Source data
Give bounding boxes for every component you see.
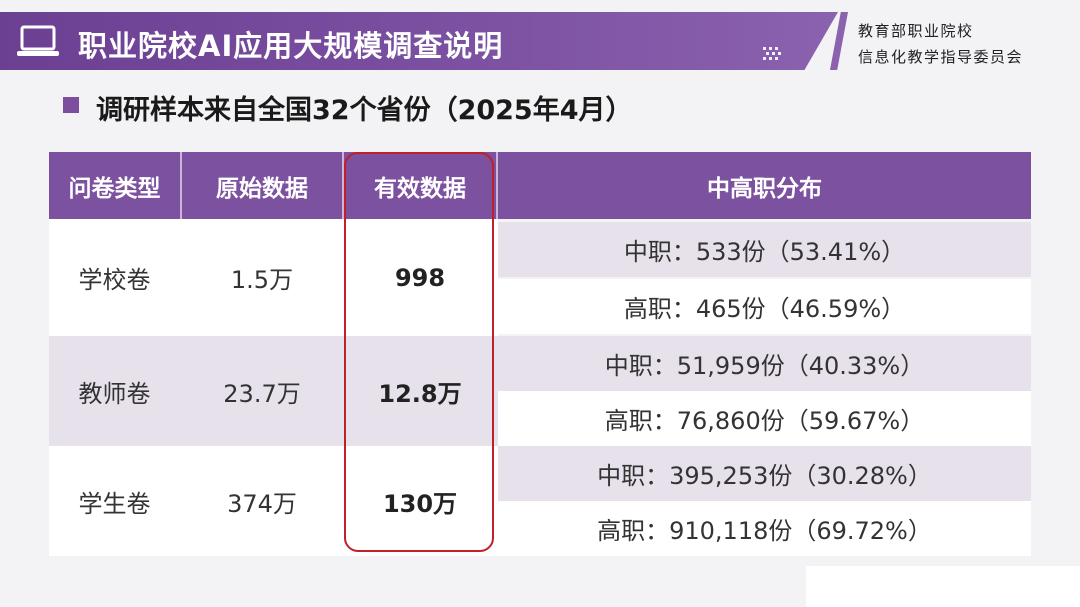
header-valid-data: 有效数据 [344, 152, 496, 219]
corner-blank [806, 566, 1080, 607]
header-raw-data: 原始数据 [182, 152, 342, 219]
table-cell-distribution: 高职：910,118份（69.72%） [498, 501, 1031, 556]
table-cell-raw: 374万 [227, 489, 297, 518]
table-cell-distribution: 高职：76,860份（59.67%） [498, 391, 1031, 446]
bullet-square [63, 97, 79, 113]
row-band-student [49, 446, 498, 556]
dots-icon [763, 47, 781, 60]
table-cell-valid: 998 [394, 263, 446, 292]
row-band-school [49, 219, 498, 336]
header-separator [180, 152, 182, 219]
table-cell-valid: 130万 [382, 489, 458, 518]
section-subtitle: 调研样本来自全国32个省份（2025年4月） [96, 95, 633, 126]
table-cell-distribution: 中职：395,253份（30.28%） [498, 446, 1031, 501]
table-cell-distribution: 中职：533份（53.41%） [498, 222, 1031, 277]
table-cell-valid: 12.8万 [378, 379, 462, 408]
table-cell-distribution: 高职：465份（46.59%） [498, 279, 1031, 334]
table-cell-raw: 23.7万 [223, 379, 301, 408]
header-distribution: 中高职分布 [498, 152, 1031, 219]
table-cell-type: 教师卷 [78, 379, 151, 408]
header-banner [0, 12, 838, 70]
organization-name: 教育部职业院校 信息化教学指导委员会 [858, 18, 1074, 70]
org-line-1: 教育部职业院校 [858, 22, 974, 40]
valid-data-highlight [344, 152, 494, 552]
header-survey-type: 问卷类型 [49, 152, 180, 219]
row-band-teacher [49, 336, 498, 446]
table-cell-type: 学校卷 [78, 266, 151, 294]
header-separator [496, 152, 498, 219]
laptop-icon [17, 25, 59, 56]
table-cell-raw: 1.5万 [230, 266, 294, 294]
header-separator [342, 152, 344, 219]
org-line-2: 信息化教学指导委员会 [858, 48, 1024, 66]
survey-table: 问卷类型 原始数据 有效数据 中高职分布 学校卷 1.5万 998 教师卷 23… [49, 152, 1031, 556]
page-title: 职业院校AI应用大规模调查说明 [78, 29, 504, 63]
table-cell-distribution: 中职：51,959份（40.33%） [498, 336, 1031, 391]
table-cell-type: 学生卷 [78, 489, 151, 518]
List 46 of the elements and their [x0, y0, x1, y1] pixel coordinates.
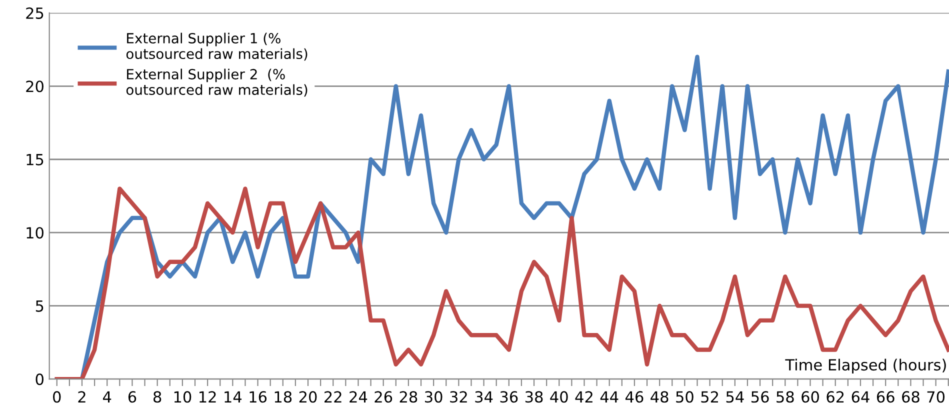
x-axis-title: Time Elapsed (hours) — [785, 358, 946, 374]
x-tick-label: 54 — [726, 391, 744, 403]
x-tick-label: 44 — [600, 391, 618, 402]
y-tick-label: 15 — [26, 154, 44, 166]
x-tick-label: 24 — [350, 391, 368, 402]
x-tick-label: 18 — [274, 391, 292, 403]
x-tick-label: 12 — [200, 391, 216, 402]
x-tick-label: 6 — [128, 391, 136, 403]
y-tick-label: 0 — [36, 374, 44, 386]
x-tick-label: 28 — [400, 391, 418, 403]
x-tick-label: 0 — [53, 391, 61, 403]
x-tick-label: 34 — [475, 391, 493, 403]
x-tick-label: 52 — [701, 391, 718, 403]
x-tick-label: 22 — [324, 391, 342, 402]
x-tick-label: 36 — [500, 391, 518, 403]
x-tick-label: 48 — [650, 391, 668, 403]
x-tick-label: 32 — [450, 391, 467, 403]
y-tick-label: 5 — [36, 300, 44, 312]
x-tick-label: 26 — [374, 391, 392, 403]
x-tick-label: 20 — [299, 391, 317, 403]
x-tick-label: 38 — [525, 391, 543, 403]
x-tick-label: 46 — [625, 391, 644, 403]
x-tick-label: 50 — [676, 391, 694, 403]
x-tick-label: 4 — [102, 391, 112, 402]
x-tick-label: 16 — [250, 391, 267, 403]
y-tick-label: 25 — [26, 7, 44, 19]
x-tick-label: 42 — [575, 391, 592, 402]
x-tick-label: 30 — [425, 391, 442, 403]
x-tick-label: 60 — [802, 391, 819, 403]
x-tick-label: 8 — [154, 391, 162, 403]
x-tick-label: 66 — [876, 391, 894, 403]
x-tick-label: 64 — [852, 391, 870, 403]
x-tick-label: 14 — [224, 391, 242, 402]
x-tick-label: 58 — [776, 391, 794, 403]
x-tick-label: 68 — [902, 391, 920, 403]
x-tick-label: 10 — [174, 391, 192, 403]
x-tick-label: 56 — [751, 391, 769, 403]
legend-label: External Supplier 1 (% outsourced raw materials) — [126, 32, 308, 61]
legend-label: External Supplier 2 (% outsourced raw materials) — [126, 68, 308, 97]
x-tick-label: 62 — [826, 391, 844, 403]
y-tick-label: 10 — [26, 227, 44, 239]
y-tick-label: 20 — [26, 80, 44, 92]
x-tick-label: 2 — [78, 391, 86, 402]
x-tick-label: 70 — [927, 391, 945, 403]
x-tick-label: 40 — [550, 391, 568, 403]
line-series — [54, 186, 949, 380]
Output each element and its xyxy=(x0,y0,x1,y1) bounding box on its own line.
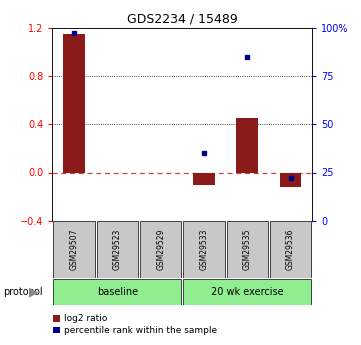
Bar xyxy=(183,221,225,278)
Text: GSM29535: GSM29535 xyxy=(243,228,252,270)
Bar xyxy=(183,279,311,305)
Legend: log2 ratio, percentile rank within the sample: log2 ratio, percentile rank within the s… xyxy=(50,311,221,339)
Text: protocol: protocol xyxy=(4,287,43,297)
Text: GSM29523: GSM29523 xyxy=(113,229,122,270)
Bar xyxy=(227,221,268,278)
Bar xyxy=(280,172,301,187)
Text: GSM29536: GSM29536 xyxy=(286,228,295,270)
Text: GSM29507: GSM29507 xyxy=(70,228,78,270)
Text: ▶: ▶ xyxy=(29,286,39,299)
Bar xyxy=(236,118,258,172)
Bar xyxy=(140,221,181,278)
Text: baseline: baseline xyxy=(97,287,138,297)
Bar xyxy=(53,279,181,305)
Text: GSM29529: GSM29529 xyxy=(156,229,165,270)
Text: GSM29533: GSM29533 xyxy=(200,228,208,270)
Bar xyxy=(97,221,138,278)
Text: 20 wk exercise: 20 wk exercise xyxy=(211,287,284,297)
Bar xyxy=(53,221,95,278)
Bar xyxy=(193,172,215,185)
Bar xyxy=(270,221,311,278)
Title: GDS2234 / 15489: GDS2234 / 15489 xyxy=(127,12,238,25)
Bar xyxy=(63,33,85,172)
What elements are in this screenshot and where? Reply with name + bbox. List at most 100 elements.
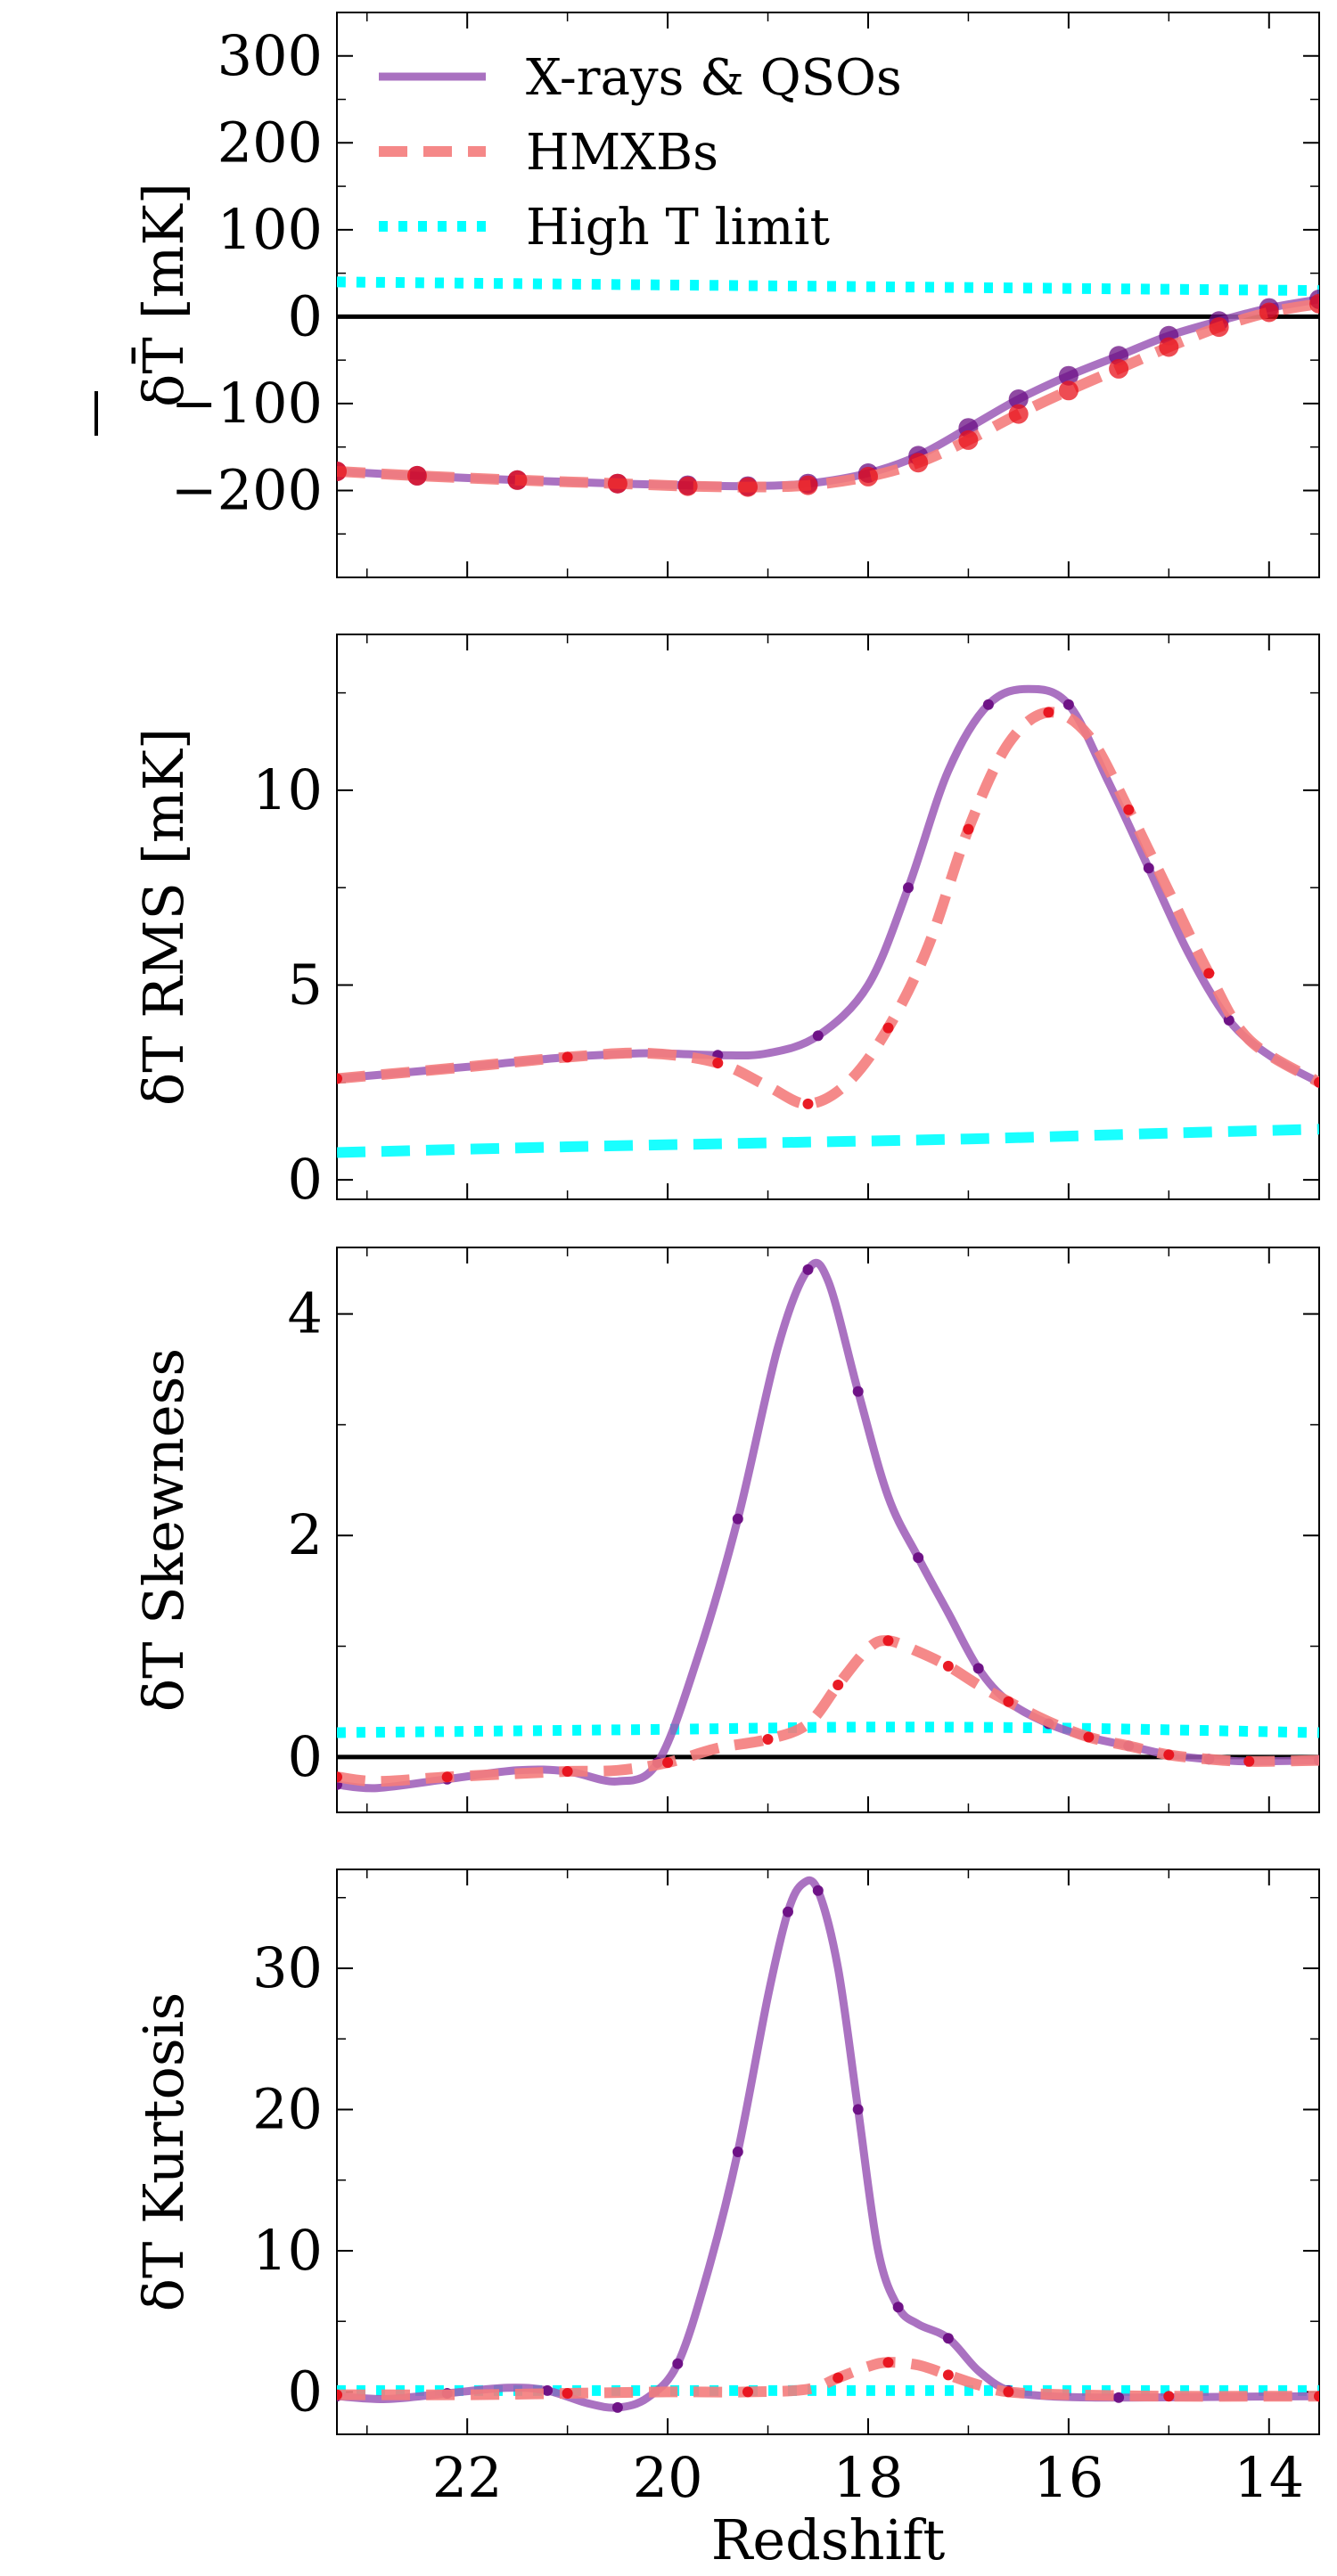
data-point (812, 1885, 824, 1896)
panel-kurtosis: 0 10 20 30 22 20 18 16 14 δT Kurtosis Redshift (131, 1869, 1320, 2572)
y-tick-label: 0 (288, 1147, 323, 1212)
data-point (1003, 2386, 1014, 2398)
series-line-high-t-limit (337, 1124, 1319, 1158)
x-axis-label: Redshift (711, 2507, 946, 2572)
x-tick-label: 14 (1234, 2445, 1304, 2510)
data-point (942, 2333, 954, 2344)
data-point (1003, 1696, 1014, 1707)
data-point (1159, 337, 1179, 357)
x-tick-label: 22 (432, 2445, 503, 2510)
data-point (892, 2302, 904, 2313)
data-point (833, 2372, 844, 2384)
y-tick-label: 2 (288, 1502, 323, 1567)
data-point (1043, 707, 1054, 718)
y-tick-label: 30 (252, 1935, 323, 2000)
y-tick-label: 20 (252, 2076, 323, 2141)
data-point (982, 699, 994, 710)
legend: X-rays & QSOs HMXBs High T limit (379, 49, 902, 257)
data-point (337, 1771, 342, 1783)
y-tick-label: −200 (171, 457, 323, 522)
data-point (913, 1552, 924, 1564)
data-point (611, 2401, 623, 2413)
data-point (972, 1663, 984, 1674)
data-point (762, 1734, 774, 1745)
y-axis-label: δT Kurtosis (131, 1992, 196, 2312)
plot-frame (336, 1869, 1320, 2435)
data-point (732, 2147, 743, 2157)
plot-frame (336, 1247, 1320, 1813)
data-point (562, 2388, 573, 2399)
data-point (407, 465, 427, 486)
data-point (852, 2104, 864, 2115)
y-tick-label: 100 (217, 197, 323, 262)
data-point (1113, 2392, 1125, 2403)
data-point (802, 1263, 814, 1275)
series-line-x-rays-qsos (337, 1876, 1319, 2412)
data-point (833, 1680, 844, 1690)
data-point (882, 2357, 894, 2368)
y-tick-label: 300 (217, 23, 323, 88)
data-point (882, 1635, 894, 1647)
data-point (1123, 804, 1135, 815)
data-point (1259, 302, 1279, 323)
data-point (441, 1771, 453, 1783)
data-point (562, 1051, 573, 1063)
data-point (1163, 1749, 1175, 1761)
data-point (1083, 1731, 1095, 1743)
data-point (1062, 699, 1074, 710)
series-line-hmxbs (337, 2357, 1319, 2402)
data-point (1058, 380, 1079, 401)
legend-label: High T limit (526, 199, 830, 257)
data-point (1163, 2391, 1175, 2402)
data-point (942, 2369, 954, 2381)
data-point (1203, 968, 1215, 979)
data-point (1314, 2391, 1319, 2402)
data-point (732, 1513, 743, 1525)
data-point (337, 2389, 342, 2400)
data-point (1314, 1076, 1319, 1088)
data-point (908, 453, 929, 473)
panel-rms: 0 5 10 δT RMS [mK] (131, 634, 1320, 1212)
data-point (1143, 863, 1154, 874)
panel-skewness: 0 2 4 δT Skewness (131, 1247, 1320, 1813)
series-line-hmxbs (337, 1635, 1319, 1787)
data-point (1008, 404, 1029, 424)
y-tick-label: −100 (171, 371, 323, 436)
x-tick-label: 16 (1033, 2445, 1103, 2510)
data-point (958, 429, 979, 450)
data-point (882, 1022, 894, 1034)
data-point (562, 1766, 573, 1777)
y-tick-label: 4 (288, 1281, 323, 1346)
y-tick-label: 10 (252, 757, 323, 822)
data-point (672, 2358, 684, 2369)
y-axis-label: δT̄ [mK] (131, 183, 196, 407)
data-point (852, 1386, 864, 1397)
x-tick-label: 20 (633, 2445, 703, 2510)
data-point (903, 882, 914, 894)
y-axis-label: δT Skewness (131, 1348, 196, 1712)
data-point (542, 2384, 554, 2396)
data-point (337, 462, 347, 481)
x-tick-label: 18 (833, 2445, 904, 2510)
data-point (1058, 365, 1079, 386)
panel-mean-brightness-temperature: −200 −100 0 100 200 300 δT̄ [mK] X-rays & QSOs H… (94, 12, 1320, 578)
y-tick-label: 5 (288, 953, 323, 1018)
legend-label: HMXBs (526, 124, 718, 182)
data-point (1209, 317, 1229, 338)
legend-label: X-rays & QSOs (526, 49, 902, 107)
y-axis-label: δT RMS [mK] (131, 728, 196, 1106)
y-tick-label: 200 (217, 110, 323, 175)
data-point (858, 466, 878, 487)
data-point (712, 1058, 724, 1068)
data-point (507, 470, 528, 490)
data-point (337, 1073, 342, 1084)
data-point (1008, 389, 1029, 409)
data-point (802, 1098, 814, 1109)
y-tick-label: 10 (252, 2218, 323, 2283)
data-point (1309, 293, 1319, 314)
data-point (662, 1757, 674, 1769)
y-tick-label: 0 (288, 2359, 323, 2424)
series-line-high-t-limit (337, 276, 1319, 297)
series-line-hmxbs (337, 707, 1319, 1109)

• _Aim of the exercise_:
Repeat the listing lines from the one containing "x-axis-title: Time Elapsed" through the one containing "x-tick-label: 18 — [274, 391, 292, 403]", keeping both of those lines.

• _Task solution_:
x-axis-title: Time Elapsed (hours) — [785, 358, 946, 374]
x-tick-label: 54 — [726, 391, 744, 403]
x-tick-label: 44 — [600, 391, 618, 402]
y-tick-label: 15 — [26, 154, 44, 166]
x-tick-label: 24 — [350, 391, 368, 402]
x-tick-label: 18 — [274, 391, 292, 403]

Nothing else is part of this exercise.